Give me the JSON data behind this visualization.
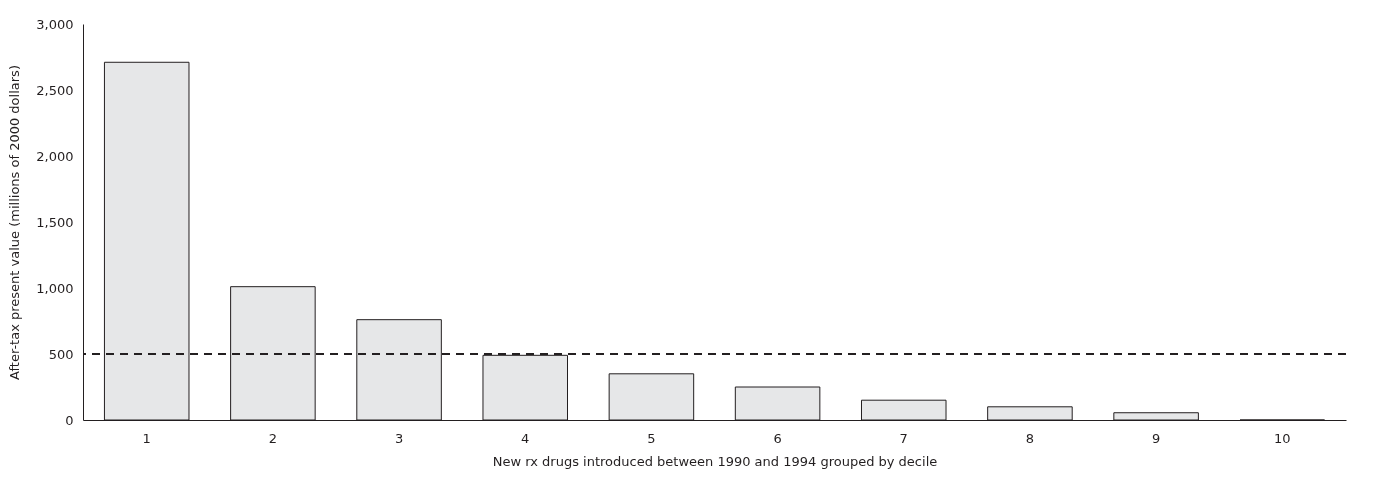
{
  "chart_data": {
    "type": "bar",
    "xlabel": "New rx drugs introduced between 1990 and 1994 grouped by decile",
    "ylabel": "After-tax present value (millions of 2000 dollars)",
    "categories": [
      "1",
      "2",
      "3",
      "4",
      "5",
      "6",
      "7",
      "8",
      "9",
      "10"
    ],
    "values": [
      2710,
      1010,
      760,
      490,
      350,
      250,
      150,
      100,
      55,
      0
    ],
    "color": "#e6e7e8",
    "ylim": [
      0,
      3000
    ],
    "yticks": [
      {
        "value": 0,
        "label": "0"
      },
      {
        "value": 500,
        "label": "500"
      },
      {
        "value": 1000,
        "label": "1,000"
      },
      {
        "value": 1500,
        "label": "1,500"
      },
      {
        "value": 2000,
        "label": "2,000"
      },
      {
        "value": 2500,
        "label": "2,500"
      },
      {
        "value": 3000,
        "label": "3,000"
      }
    ],
    "ref_lines": [
      {
        "axis": "y",
        "value": 500,
        "label": null,
        "color": "#231f20",
        "line_style": "dashed"
      }
    ],
    "grid": false
  }
}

▶ PROBLEM:
Write out every line above exactly as it is, leaving out the pictures.

▶ ANSWER TO THIS PROBLEM:
Give me the JSON data behind this visualization.
{
  "chart_data": {
    "type": "bar",
    "xlabel": "New rx drugs introduced between 1990 and 1994 grouped by decile",
    "ylabel": "After-tax present value (millions of 2000 dollars)",
    "categories": [
      "1",
      "2",
      "3",
      "4",
      "5",
      "6",
      "7",
      "8",
      "9",
      "10"
    ],
    "values": [
      2710,
      1010,
      760,
      490,
      350,
      250,
      150,
      100,
      55,
      0
    ],
    "color": "#e6e7e8",
    "ylim": [
      0,
      3000
    ],
    "yticks": [
      {
        "value": 0,
        "label": "0"
      },
      {
        "value": 500,
        "label": "500"
      },
      {
        "value": 1000,
        "label": "1,000"
      },
      {
        "value": 1500,
        "label": "1,500"
      },
      {
        "value": 2000,
        "label": "2,000"
      },
      {
        "value": 2500,
        "label": "2,500"
      },
      {
        "value": 3000,
        "label": "3,000"
      }
    ],
    "ref_lines": [
      {
        "axis": "y",
        "value": 500,
        "label": null,
        "color": "#231f20",
        "line_style": "dashed"
      }
    ],
    "grid": false
  }
}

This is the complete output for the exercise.